TEXT SECTION:
Brexit: How residency hold-ups could mean many Brits in Spain need to sit their driving test again

Processing delays in Spanish residency applications could mean Britons in Spain miss the deadline for exchanging their UK driving licences for Spanish ones and have to sit their exam again. 

Brexit: How residency hold-ups could mean many Brits in Spain need to sit their driving test again
Photo: UK driving licence photocard. (Photo by ADRIAN DENNIS / AFP)

The repercussions of Brexit on the lives of Britons in the EU and Europeans in Britain continue to stack up.

Hundreds of British drivers in Spain currently face a veritable catch-22 scenario involving their residencies and their driving licences, citizens rights group Brexpats in Spain has revealed. 

As things stand, UK nationals who are Spanish residents will be allowed to drive in Spain with a valid UK driving licence until June 30th 2021. 

They had until December 31st 2020 to register their intent to exchange their licence for a Spanish one and Spanish authorities offered them a grace period of 6 months until June 30th 2021 in which to carry out the licence exchange. 

Unfortunately, there are still plenty of Britons who applied for residency in Spain under the Withdrawal Agreement and are waiting for confirmation that it’s been approved, meaning they risk missing this new deadline and having to sit their driving test – theory and practical – again in Spain. 

“In some places there are huge waiting lists for the carta de resolución (results letter for approval of residency) which obviously you can’t exchange your British driving licence without,” Anne Hernandez, head of Brexpats in Spain told The Local.

“In places with a higher concentration of Brits such as Málaga and Alicante there are long waits for residency.

READ MORE: How long are Britons waiting for their residency in Spain to be processed?

“Lots of Brits are worried they’re not going to get that processed before June 30th,” Hernandez added, stressing that the carta de resolución rather than the actual TIE residency card will be enough for UK drivers to be able to register their details for a licence exchange with Spain’s DGT traffic authority.

“It’s just not working, the problem is not everyone will be able to prove they fall under the Withdrawal Agreement by June 30th,” Brexpats in Spain Vice President Richard Hill told The Local.

STORED DATA:
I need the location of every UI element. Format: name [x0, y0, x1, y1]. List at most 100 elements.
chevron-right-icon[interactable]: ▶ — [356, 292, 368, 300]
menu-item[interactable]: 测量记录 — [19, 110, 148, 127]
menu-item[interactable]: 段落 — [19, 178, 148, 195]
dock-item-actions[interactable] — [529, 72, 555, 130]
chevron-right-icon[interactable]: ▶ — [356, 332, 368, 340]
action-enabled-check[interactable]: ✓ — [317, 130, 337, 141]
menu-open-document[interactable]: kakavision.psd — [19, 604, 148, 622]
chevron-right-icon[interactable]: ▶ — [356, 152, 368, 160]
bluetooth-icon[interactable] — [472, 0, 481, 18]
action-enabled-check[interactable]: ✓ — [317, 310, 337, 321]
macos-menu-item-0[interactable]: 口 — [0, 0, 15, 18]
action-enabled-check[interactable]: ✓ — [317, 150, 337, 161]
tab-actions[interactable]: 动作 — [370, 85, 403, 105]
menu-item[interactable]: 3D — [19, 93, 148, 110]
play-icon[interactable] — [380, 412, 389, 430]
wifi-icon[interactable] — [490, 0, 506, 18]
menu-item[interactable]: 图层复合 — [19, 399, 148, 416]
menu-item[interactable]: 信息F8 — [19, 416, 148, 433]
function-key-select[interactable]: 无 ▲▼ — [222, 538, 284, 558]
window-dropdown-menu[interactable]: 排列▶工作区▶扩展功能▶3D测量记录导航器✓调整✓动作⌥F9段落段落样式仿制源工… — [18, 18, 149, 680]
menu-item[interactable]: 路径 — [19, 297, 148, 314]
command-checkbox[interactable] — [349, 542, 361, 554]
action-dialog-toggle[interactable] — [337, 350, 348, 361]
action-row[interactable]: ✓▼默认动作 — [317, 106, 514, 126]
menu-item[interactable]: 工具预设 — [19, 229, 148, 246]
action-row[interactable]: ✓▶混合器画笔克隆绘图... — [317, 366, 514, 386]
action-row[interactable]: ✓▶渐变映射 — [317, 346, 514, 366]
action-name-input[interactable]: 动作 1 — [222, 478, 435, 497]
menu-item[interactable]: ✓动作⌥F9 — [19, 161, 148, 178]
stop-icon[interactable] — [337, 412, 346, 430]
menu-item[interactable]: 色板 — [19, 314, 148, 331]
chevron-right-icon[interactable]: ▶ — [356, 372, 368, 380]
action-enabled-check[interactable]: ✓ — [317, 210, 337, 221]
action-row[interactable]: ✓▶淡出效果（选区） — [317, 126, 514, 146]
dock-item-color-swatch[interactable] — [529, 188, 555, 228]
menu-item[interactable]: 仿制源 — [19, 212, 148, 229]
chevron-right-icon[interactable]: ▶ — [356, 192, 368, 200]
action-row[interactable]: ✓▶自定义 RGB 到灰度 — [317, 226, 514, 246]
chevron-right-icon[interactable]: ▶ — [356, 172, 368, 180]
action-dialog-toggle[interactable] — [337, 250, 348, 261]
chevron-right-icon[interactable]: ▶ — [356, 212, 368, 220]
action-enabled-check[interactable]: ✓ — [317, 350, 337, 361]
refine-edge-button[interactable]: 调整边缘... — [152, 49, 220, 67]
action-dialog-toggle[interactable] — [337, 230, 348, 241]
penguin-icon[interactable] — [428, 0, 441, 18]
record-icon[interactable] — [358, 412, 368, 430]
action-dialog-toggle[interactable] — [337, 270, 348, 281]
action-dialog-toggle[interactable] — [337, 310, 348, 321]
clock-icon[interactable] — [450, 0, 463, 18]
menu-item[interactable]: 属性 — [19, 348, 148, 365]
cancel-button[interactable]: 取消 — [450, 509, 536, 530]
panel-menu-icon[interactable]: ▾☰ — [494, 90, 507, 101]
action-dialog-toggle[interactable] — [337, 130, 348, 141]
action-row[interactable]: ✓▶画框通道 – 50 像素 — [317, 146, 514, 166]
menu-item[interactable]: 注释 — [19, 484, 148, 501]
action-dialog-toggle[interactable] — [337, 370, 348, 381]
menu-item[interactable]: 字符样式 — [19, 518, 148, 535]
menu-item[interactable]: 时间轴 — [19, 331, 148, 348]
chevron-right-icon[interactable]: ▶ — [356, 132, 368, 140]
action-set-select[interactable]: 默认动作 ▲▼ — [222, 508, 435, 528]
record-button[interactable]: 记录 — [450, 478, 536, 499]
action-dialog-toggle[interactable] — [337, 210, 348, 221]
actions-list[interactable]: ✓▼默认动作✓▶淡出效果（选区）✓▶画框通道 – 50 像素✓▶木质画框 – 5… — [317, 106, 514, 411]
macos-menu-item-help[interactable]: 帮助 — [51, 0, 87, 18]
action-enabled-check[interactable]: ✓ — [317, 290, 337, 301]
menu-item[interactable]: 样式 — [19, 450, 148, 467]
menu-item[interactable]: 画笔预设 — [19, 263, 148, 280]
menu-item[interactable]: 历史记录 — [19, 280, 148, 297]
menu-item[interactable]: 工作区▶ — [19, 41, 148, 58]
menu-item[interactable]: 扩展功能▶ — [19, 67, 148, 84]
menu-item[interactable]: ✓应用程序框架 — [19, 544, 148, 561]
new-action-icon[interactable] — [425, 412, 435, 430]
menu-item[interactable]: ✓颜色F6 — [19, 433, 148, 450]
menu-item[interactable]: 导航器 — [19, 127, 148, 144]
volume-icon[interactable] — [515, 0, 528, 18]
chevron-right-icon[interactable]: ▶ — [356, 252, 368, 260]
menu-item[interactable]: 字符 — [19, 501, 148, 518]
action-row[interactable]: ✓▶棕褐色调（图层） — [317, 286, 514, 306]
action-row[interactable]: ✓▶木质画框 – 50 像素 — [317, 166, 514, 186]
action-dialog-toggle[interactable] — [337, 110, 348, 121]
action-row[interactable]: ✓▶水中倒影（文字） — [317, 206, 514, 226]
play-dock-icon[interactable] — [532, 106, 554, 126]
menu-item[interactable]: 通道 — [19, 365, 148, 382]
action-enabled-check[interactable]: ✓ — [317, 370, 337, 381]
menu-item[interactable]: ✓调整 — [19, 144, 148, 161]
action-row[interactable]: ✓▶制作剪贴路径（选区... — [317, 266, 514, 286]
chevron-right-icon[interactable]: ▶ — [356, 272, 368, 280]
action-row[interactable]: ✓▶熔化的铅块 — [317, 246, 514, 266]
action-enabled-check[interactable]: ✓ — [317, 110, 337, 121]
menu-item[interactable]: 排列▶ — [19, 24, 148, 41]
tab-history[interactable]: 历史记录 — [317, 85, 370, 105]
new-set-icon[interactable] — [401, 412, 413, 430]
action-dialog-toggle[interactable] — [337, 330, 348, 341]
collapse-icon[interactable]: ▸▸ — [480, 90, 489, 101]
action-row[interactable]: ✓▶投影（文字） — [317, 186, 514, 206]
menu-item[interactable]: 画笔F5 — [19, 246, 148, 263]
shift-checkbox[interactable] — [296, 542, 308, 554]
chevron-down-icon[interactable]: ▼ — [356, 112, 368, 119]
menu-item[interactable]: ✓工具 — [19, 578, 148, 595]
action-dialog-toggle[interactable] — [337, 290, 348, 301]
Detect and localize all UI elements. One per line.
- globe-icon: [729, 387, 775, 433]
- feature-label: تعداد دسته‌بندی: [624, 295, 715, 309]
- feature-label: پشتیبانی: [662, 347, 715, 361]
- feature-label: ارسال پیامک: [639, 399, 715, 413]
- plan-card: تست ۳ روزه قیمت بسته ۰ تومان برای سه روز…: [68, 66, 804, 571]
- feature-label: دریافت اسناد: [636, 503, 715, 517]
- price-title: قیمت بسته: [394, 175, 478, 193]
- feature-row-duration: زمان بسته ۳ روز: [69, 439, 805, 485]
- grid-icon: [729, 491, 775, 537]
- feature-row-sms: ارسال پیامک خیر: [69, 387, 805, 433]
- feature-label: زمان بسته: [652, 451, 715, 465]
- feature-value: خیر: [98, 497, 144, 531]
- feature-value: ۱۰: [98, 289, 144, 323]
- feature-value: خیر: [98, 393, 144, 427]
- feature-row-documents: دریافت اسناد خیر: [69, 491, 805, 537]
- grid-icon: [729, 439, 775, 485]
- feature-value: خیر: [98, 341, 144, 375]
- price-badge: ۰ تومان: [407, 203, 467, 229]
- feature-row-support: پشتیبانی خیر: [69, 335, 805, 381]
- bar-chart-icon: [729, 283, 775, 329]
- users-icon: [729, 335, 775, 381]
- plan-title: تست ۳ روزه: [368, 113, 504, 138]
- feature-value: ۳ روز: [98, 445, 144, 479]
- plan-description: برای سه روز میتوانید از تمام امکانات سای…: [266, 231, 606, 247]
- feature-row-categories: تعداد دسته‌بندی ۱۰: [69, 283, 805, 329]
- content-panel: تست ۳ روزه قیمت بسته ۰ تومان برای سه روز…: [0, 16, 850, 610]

THE PROBLEM: Please reproduce the article above about residency delays and British drivers' licences in Spain in full, word for word.

RESPONSE TO THIS EXERCISE:
Brexit: How residency hold-ups could mean many Brits in Spain need to sit their driving test again

Processing delays in Spanish residency applications could mean Britons in Spain miss the deadline for exchanging their UK driving licences for Spanish ones and have to sit their exam again. 

Brexit: How residency hold-ups could mean many Brits in Spain need to sit their driving test again
Photo: UK driving licence photocard. (Photo by ADRIAN DENNIS / AFP)

The repercussions of Brexit on the lives of Britons in the EU and Europeans in Britain continue to stack up.

Hundreds of British drivers in Spain currently face a veritable catch-22 scenario involving their residencies and their driving licences, citizens rights group Brexpats in Spain has revealed. 

As things stand, UK nationals who are Spanish residents will be allowed to drive in Spain with a valid UK driving licence until June 30th 2021. 

They had until December 31st 2020 to register their intent to exchange their licence for a Spanish one and Spanish authorities offered them a grace period of 6 months until June 30th 2021 in which to carry out the licence exchange. 

Unfortunately, there are still plenty of Britons who applied for residency in Spain under the Withdrawal Agreement and are waiting for confirmation that it’s been approved, meaning they risk missing this new deadline and having to sit their driving test – theory and practical – again in Spain. 

“In some places there are huge waiting lists for the carta de resolución (results letter for approval of residency) which obviously you can’t exchange your British driving licence without,” Anne Hernandez, head of Brexpats in Spain told The Local.

“In places with a higher concentration of Brits such as Málaga and Alicante there are long waits for residency.

READ MORE: How long are Britons waiting for their residency in Spain to be processed?

“Lots of Brits are worried they’re not going to get that processed before June 30th,” Hernandez added, stressing that the carta de resolución rather than the actual TIE residency card will be enough for UK drivers to be able to register their details for a licence exchange with Spain’s DGT traffic authority.

“It’s just not working, the problem is not everyone will be able to prove they fall under the Withdrawal Agreement by June 30th,” Brexpats in Spain Vice President Richard Hill told The Local.